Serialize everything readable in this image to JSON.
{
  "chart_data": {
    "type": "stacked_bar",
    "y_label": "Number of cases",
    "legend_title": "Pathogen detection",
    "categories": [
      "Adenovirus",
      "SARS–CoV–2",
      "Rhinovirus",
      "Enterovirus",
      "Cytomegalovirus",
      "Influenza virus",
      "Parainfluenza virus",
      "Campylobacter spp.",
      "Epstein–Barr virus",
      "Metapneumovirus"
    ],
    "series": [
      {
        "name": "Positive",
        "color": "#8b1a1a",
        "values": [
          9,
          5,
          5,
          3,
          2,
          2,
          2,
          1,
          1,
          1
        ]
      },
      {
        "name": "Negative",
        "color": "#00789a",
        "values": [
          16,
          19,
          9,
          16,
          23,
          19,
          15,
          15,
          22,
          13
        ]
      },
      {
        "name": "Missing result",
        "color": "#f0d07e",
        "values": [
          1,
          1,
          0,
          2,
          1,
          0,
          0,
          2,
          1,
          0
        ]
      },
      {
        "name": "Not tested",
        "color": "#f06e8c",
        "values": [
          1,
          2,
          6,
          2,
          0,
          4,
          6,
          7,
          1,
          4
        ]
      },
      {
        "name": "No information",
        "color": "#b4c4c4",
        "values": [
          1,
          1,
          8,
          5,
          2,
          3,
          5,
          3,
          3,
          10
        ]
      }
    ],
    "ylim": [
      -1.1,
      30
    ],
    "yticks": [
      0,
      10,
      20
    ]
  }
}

- - -

◆ DIRECTIONS: Check each line of the data above for the word "color" and copy the ones where it is found.

◆ RESPONSE:
        "color": "#8b1a1a",
        "color": "#00789a",
        "color": "#f0d07e",
        "color": "#f06e8c",
        "color": "#b4c4c4",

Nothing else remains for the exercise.